• [WRITTEN REQUEST] Output the material beneath exactly, leaving nothing out.

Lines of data
___

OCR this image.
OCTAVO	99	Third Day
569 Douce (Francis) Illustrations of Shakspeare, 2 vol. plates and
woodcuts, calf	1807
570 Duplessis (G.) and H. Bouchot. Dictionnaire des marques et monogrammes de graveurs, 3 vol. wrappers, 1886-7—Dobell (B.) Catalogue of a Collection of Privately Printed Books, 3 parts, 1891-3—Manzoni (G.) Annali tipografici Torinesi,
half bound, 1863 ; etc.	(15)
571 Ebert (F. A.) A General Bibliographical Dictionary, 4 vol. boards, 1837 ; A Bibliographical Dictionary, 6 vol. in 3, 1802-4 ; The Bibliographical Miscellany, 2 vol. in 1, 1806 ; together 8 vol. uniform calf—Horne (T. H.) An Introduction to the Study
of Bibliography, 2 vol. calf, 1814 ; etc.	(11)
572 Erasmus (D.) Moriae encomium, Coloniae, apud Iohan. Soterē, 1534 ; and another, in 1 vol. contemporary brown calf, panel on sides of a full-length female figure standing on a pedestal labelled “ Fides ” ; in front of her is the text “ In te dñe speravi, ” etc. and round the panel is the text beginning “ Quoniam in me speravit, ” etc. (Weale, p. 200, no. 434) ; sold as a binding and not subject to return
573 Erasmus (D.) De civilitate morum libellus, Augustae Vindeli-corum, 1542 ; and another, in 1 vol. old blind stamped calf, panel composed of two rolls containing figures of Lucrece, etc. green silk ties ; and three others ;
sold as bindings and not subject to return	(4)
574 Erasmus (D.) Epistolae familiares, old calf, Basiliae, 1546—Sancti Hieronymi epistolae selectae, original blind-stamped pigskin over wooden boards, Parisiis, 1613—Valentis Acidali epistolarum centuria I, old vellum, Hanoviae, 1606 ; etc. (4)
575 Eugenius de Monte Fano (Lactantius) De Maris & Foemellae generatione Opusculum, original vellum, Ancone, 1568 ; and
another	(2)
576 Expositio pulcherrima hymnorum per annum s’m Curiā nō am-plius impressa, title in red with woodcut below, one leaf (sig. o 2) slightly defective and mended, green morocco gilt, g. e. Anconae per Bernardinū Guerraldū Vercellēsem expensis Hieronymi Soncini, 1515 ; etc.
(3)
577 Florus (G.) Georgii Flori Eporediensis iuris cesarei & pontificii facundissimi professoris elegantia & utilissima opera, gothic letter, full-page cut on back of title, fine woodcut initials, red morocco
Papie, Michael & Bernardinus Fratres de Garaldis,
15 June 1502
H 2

___

• [PROBLEM SOLUTION]
OCR this image.
OCTAVO	99	Third Day
569 Douce (Francis) Illustrations of Shakspeare, 2 vol. plates and
woodcuts, calf	1807
570 Duplessis (G.) and H. Bouchot. Dictionnaire des marques et monogrammes de graveurs, 3 vol. wrappers, 1886-7—Dobell (B.) Catalogue of a Collection of Privately Printed Books, 3 parts, 1891-3—Manzoni (G.) Annali tipografici Torinesi,
half bound, 1863 ; etc.	(15)
571 Ebert (F. A.) A General Bibliographical Dictionary, 4 vol. boards, 1837 ; A Bibliographical Dictionary, 6 vol. in 3, 1802-4 ; The Bibliographical Miscellany, 2 vol. in 1, 1806 ; together 8 vol. uniform calf—Horne (T. H.) An Introduction to the Study
of Bibliography, 2 vol. calf, 1814 ; etc.	(11)
572 Erasmus (D.) Moriae encomium, Coloniae, apud Iohan. Soterē, 1534 ; and another, in 1 vol. contemporary brown calf, panel on sides of a full-length female figure standing on a pedestal labelled “ Fides ” ; in front of her is the text “ In te dñe speravi, ” etc. and round the panel is the text beginning “ Quoniam in me speravit, ” etc. (Weale, p. 200, no. 434) ; sold as a binding and not subject to return
573 Erasmus (D.) De civilitate morum libellus, Augustae Vindeli-corum, 1542 ; and another, in 1 vol. old blind stamped calf, panel composed of two rolls containing figures of Lucrece, etc. green silk ties ; and three others ;
sold as bindings and not subject to return	(4)
574 Erasmus (D.) Epistolae familiares, old calf, Basiliae, 1546—Sancti Hieronymi epistolae selectae, original blind-stamped pigskin over wooden boards, Parisiis, 1613—Valentis Acidali epistolarum centuria I, old vellum, Hanoviae, 1606 ; etc. (4)
575 Eugenius de Monte Fano (Lactantius) De Maris & Foemellae generatione Opusculum, original vellum, Ancone, 1568 ; and
another	(2)
576 Expositio pulcherrima hymnorum per annum s’m Curiā nō am-plius impressa, title in red with woodcut below, one leaf (sig. o 2) slightly defective and mended, green morocco gilt, g. e. Anconae per Bernardinū Guerraldū Vercellēsem expensis Hieronymi Soncini, 1515 ; etc.
(3)
577 Florus (G.) Georgii Flori Eporediensis iuris cesarei & pontificii facundissimi professoris elegantia & utilissima opera, gothic letter, full-page cut on back of title, fine woodcut initials, red morocco
Papie, Michael & Bernardinus Fratres de Garaldis,
15 June 1502
H 2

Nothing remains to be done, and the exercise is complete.